## BEGIN Raw records

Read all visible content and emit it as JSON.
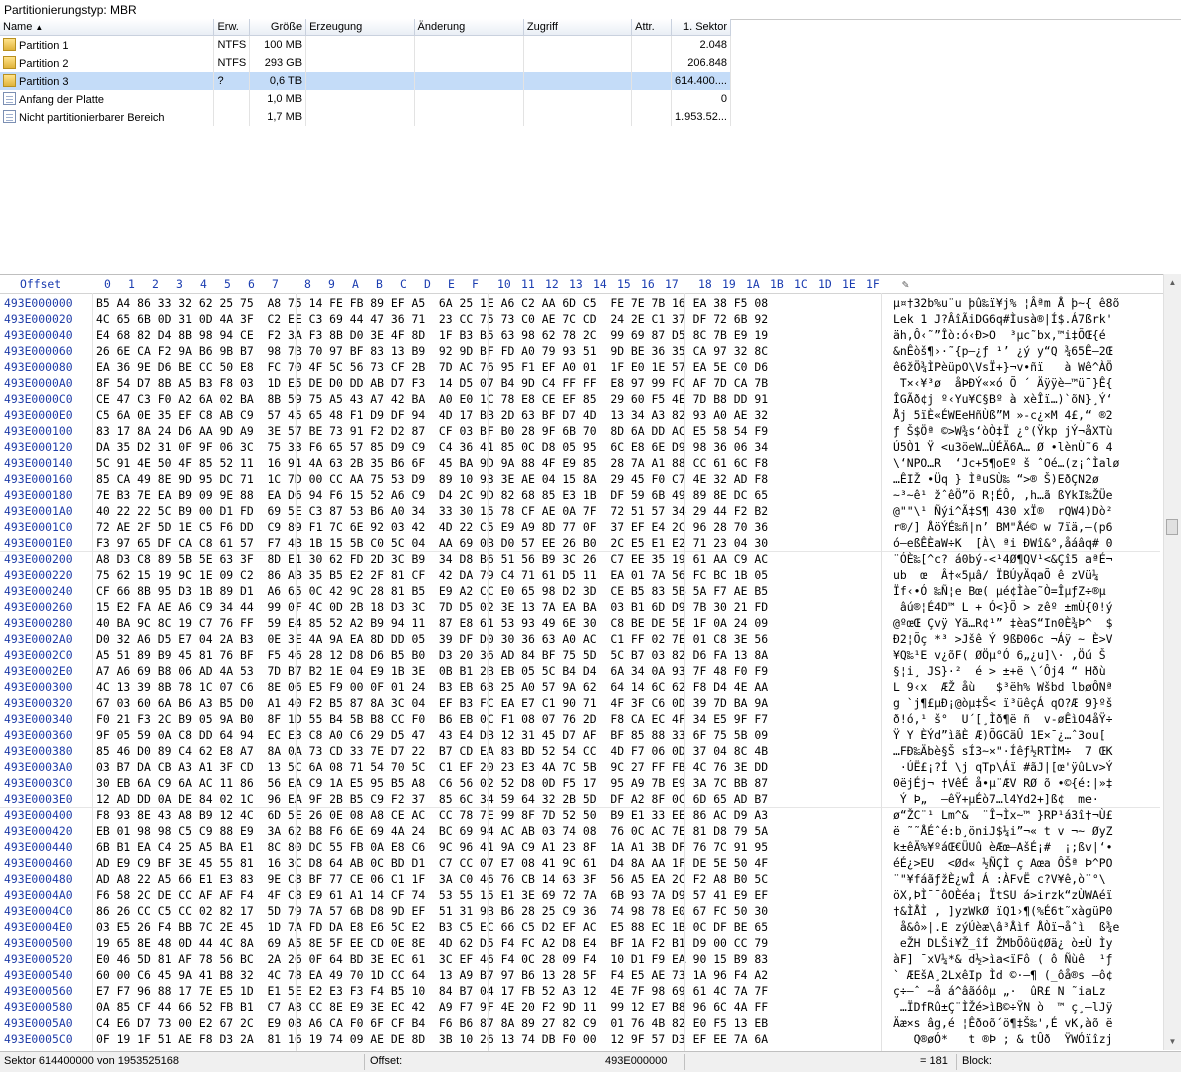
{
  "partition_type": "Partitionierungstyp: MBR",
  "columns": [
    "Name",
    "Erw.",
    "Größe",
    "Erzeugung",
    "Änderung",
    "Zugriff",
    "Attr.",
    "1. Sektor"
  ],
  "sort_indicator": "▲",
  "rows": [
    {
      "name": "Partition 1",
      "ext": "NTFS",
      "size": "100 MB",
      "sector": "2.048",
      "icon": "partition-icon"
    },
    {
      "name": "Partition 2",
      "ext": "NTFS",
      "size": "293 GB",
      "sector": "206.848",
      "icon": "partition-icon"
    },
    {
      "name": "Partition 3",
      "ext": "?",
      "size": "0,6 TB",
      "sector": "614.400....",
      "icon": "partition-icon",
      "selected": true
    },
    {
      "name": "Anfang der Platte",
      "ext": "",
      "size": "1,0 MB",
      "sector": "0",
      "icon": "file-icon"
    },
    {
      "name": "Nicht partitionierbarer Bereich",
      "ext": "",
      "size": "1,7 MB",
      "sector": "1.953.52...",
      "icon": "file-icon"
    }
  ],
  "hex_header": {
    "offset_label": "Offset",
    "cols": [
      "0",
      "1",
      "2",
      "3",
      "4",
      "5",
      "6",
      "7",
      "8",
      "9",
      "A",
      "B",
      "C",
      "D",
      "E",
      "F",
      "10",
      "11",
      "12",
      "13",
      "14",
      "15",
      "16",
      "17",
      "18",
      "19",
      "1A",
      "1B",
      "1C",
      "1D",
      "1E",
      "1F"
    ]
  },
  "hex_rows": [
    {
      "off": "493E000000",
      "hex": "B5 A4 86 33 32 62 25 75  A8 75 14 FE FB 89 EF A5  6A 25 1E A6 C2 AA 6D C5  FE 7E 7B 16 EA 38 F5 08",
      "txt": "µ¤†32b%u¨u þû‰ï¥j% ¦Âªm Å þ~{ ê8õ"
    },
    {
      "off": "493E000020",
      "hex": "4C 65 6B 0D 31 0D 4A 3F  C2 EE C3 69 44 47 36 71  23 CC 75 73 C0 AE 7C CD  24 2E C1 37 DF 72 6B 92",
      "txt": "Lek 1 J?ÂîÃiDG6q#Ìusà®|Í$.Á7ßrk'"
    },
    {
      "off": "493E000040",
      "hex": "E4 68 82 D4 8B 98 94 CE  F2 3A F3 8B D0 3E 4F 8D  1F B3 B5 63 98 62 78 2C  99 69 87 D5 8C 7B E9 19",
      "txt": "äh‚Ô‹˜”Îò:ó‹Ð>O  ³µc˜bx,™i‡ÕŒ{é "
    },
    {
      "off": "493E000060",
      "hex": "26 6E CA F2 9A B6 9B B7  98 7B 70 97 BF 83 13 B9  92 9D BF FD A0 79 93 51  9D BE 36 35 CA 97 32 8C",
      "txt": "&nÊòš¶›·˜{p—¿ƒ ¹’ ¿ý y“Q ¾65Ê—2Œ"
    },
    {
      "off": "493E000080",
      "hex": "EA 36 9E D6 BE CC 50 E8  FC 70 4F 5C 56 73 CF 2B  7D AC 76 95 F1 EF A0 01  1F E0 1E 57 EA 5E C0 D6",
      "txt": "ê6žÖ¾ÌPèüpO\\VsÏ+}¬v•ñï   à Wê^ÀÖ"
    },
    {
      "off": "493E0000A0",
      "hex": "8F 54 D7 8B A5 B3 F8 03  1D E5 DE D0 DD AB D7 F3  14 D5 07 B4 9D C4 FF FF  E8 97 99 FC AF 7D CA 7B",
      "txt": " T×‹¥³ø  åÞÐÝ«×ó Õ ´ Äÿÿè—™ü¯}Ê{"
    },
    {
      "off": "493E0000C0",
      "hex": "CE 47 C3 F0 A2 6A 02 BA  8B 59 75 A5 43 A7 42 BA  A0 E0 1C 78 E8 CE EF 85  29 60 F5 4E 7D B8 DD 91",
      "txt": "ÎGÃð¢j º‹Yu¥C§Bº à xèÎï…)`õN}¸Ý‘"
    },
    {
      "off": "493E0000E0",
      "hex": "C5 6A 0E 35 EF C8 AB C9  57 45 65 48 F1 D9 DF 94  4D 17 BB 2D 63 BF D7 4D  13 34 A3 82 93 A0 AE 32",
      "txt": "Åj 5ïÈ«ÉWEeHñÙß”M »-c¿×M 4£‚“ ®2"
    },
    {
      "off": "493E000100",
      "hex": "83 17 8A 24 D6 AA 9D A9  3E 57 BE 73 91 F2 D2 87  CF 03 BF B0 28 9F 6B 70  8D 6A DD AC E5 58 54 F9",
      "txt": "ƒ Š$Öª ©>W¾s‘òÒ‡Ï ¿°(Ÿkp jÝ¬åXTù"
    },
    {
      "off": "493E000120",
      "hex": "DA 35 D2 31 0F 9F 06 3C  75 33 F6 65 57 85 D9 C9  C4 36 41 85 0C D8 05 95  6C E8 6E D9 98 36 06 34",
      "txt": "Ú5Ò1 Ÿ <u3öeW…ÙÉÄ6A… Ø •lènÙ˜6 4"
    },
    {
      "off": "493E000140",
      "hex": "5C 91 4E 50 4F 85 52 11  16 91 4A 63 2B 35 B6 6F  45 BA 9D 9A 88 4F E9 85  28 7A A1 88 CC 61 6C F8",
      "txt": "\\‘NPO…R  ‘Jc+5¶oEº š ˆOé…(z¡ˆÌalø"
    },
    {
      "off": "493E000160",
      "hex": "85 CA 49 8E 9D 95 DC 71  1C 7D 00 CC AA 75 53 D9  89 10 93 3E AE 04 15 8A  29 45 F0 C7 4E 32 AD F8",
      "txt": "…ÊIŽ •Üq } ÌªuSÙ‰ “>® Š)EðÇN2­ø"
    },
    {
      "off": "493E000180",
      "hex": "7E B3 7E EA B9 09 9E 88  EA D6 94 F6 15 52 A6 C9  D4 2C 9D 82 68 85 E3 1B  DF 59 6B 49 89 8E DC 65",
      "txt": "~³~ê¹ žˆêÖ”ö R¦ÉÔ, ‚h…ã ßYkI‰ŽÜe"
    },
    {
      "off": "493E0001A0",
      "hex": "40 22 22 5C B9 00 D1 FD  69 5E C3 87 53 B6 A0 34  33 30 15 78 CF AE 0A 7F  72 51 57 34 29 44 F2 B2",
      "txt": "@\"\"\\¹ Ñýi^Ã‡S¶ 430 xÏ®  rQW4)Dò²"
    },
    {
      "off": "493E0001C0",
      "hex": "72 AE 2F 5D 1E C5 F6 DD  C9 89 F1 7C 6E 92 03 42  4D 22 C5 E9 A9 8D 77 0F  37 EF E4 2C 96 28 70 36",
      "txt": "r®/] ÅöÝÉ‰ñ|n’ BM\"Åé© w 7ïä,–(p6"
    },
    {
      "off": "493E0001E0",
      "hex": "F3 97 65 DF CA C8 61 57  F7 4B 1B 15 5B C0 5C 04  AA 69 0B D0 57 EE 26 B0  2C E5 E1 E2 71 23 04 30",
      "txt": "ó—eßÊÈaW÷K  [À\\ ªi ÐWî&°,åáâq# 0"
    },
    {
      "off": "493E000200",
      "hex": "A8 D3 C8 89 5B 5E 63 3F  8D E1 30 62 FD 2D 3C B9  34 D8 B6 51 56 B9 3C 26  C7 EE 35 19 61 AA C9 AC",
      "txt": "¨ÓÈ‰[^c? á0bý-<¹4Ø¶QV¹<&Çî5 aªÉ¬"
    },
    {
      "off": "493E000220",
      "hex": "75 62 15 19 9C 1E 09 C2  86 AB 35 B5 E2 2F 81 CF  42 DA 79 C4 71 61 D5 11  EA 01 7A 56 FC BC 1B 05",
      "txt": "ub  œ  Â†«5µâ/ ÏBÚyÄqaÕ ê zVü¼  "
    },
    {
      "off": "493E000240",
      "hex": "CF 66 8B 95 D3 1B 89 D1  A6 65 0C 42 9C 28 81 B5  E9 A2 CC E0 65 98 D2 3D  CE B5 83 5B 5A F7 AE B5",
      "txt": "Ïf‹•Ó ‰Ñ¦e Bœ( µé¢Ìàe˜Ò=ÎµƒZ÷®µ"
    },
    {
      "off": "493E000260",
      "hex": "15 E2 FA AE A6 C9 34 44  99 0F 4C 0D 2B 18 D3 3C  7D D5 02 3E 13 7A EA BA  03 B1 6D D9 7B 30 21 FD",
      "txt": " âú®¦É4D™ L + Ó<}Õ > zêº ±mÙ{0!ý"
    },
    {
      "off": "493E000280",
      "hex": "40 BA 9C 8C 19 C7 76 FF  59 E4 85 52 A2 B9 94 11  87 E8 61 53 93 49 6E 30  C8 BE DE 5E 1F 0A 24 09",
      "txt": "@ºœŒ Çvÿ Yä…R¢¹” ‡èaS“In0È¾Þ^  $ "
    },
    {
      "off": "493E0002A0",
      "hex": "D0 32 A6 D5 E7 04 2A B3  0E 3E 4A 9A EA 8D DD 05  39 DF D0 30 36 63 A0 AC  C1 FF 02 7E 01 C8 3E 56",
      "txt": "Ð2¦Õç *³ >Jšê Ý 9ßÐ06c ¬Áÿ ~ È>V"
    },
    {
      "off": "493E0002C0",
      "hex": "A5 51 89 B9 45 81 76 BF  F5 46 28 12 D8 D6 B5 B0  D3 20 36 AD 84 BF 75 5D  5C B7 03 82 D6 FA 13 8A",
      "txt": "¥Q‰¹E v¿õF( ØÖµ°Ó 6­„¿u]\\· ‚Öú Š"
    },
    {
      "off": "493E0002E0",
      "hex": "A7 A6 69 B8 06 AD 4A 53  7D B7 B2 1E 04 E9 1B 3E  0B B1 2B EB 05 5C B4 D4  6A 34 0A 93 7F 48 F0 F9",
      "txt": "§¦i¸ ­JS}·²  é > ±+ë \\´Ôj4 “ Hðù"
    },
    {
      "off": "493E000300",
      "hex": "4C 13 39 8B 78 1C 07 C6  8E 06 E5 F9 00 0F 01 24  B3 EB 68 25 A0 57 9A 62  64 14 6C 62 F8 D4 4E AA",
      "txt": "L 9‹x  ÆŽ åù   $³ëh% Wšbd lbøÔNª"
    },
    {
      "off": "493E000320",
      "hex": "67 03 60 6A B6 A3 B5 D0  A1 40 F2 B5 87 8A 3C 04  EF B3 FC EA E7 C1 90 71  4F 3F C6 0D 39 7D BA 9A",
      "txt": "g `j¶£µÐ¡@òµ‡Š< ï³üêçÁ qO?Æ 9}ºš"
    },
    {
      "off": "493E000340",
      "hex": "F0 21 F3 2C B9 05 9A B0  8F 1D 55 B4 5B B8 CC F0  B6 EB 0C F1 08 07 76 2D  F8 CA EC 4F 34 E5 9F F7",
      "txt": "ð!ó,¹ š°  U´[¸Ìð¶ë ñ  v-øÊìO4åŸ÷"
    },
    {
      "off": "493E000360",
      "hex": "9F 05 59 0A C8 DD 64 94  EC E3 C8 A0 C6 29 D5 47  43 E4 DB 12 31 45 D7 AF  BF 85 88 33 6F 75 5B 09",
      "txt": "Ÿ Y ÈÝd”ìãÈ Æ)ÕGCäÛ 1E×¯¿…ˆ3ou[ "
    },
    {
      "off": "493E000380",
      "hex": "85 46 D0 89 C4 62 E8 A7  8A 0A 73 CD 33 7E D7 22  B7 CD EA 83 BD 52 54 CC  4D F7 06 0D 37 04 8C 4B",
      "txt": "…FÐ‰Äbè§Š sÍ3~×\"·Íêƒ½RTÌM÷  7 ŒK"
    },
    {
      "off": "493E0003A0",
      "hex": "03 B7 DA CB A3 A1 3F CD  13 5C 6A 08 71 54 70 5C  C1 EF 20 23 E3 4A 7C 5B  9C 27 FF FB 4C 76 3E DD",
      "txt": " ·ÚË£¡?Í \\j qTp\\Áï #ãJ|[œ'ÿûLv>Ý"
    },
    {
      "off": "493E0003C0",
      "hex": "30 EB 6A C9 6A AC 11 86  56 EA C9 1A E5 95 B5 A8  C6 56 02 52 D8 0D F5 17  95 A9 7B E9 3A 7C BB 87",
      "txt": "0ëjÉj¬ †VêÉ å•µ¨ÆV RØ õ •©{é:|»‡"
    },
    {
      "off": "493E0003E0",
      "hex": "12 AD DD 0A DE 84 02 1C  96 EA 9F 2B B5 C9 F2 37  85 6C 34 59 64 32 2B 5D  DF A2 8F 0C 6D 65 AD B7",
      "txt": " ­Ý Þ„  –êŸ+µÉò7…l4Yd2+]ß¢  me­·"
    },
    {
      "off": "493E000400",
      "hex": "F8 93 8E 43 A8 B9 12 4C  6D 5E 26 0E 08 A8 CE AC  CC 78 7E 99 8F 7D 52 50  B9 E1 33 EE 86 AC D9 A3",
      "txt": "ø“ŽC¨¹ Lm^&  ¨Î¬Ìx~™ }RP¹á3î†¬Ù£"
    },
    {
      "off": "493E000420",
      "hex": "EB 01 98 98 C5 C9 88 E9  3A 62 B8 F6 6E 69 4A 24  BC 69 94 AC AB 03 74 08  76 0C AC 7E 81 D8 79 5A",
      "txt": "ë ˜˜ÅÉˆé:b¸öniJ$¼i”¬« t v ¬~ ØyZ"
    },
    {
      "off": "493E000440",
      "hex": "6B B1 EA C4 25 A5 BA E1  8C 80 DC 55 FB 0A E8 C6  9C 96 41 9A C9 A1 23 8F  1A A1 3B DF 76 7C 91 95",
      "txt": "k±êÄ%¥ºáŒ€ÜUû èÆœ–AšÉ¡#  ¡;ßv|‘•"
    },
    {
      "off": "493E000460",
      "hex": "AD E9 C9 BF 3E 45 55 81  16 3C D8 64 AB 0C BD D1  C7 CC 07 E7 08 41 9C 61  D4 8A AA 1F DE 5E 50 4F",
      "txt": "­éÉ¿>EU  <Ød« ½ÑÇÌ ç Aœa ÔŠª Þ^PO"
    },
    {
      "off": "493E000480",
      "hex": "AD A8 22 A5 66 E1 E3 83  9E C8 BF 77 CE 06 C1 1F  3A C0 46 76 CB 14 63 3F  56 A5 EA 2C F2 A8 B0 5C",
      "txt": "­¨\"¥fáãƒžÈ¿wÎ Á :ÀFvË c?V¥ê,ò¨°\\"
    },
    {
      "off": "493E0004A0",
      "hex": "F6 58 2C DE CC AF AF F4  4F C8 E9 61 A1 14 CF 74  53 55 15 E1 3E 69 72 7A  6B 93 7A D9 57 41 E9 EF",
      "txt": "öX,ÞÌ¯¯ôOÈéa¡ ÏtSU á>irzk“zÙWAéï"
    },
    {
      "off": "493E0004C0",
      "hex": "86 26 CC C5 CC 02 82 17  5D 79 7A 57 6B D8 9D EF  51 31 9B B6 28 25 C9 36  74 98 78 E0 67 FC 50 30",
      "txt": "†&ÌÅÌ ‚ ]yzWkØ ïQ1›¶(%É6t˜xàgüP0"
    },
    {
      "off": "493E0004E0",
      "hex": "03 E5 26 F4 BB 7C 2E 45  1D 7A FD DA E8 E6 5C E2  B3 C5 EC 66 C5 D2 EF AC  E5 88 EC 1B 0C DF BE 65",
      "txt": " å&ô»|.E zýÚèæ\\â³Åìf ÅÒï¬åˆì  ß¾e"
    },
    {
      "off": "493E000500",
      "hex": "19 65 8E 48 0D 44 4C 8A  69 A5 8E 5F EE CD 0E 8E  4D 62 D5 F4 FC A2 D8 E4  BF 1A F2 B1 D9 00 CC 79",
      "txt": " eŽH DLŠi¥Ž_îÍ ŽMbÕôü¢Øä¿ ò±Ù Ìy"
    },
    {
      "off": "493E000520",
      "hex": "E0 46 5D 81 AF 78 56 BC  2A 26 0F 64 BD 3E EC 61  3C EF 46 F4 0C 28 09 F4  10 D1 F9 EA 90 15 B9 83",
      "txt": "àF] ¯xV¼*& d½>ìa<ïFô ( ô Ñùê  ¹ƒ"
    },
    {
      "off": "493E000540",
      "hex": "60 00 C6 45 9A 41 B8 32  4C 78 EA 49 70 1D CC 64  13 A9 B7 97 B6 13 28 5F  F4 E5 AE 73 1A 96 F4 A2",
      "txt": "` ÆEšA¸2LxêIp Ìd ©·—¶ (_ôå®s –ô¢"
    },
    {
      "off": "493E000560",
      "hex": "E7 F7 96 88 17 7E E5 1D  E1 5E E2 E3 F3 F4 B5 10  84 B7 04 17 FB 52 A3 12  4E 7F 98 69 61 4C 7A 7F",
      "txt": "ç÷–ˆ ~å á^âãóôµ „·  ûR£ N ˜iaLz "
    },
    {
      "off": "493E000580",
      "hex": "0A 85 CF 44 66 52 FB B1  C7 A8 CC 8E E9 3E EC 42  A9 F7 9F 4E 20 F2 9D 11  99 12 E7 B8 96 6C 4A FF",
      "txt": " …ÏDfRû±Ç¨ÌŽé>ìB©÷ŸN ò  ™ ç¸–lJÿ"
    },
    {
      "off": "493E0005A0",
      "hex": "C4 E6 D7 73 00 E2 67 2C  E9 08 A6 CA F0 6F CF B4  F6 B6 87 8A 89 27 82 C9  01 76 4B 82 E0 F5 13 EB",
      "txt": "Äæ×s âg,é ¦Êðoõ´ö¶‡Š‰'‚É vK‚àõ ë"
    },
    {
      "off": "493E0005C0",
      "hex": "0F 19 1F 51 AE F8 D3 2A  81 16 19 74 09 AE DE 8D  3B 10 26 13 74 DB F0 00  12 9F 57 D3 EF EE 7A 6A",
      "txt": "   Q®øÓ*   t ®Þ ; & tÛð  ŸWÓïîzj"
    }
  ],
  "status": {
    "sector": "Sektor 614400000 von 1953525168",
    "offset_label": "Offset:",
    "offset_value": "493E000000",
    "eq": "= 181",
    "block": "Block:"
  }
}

## END Raw records

§ **Exercise brief**: Check each line of the records above for the string "Sektor", and report every line that has it.

§ **Answer in full**:
    "1. Sektor"
    "sector": "Sektor 614400000 von 1953525168",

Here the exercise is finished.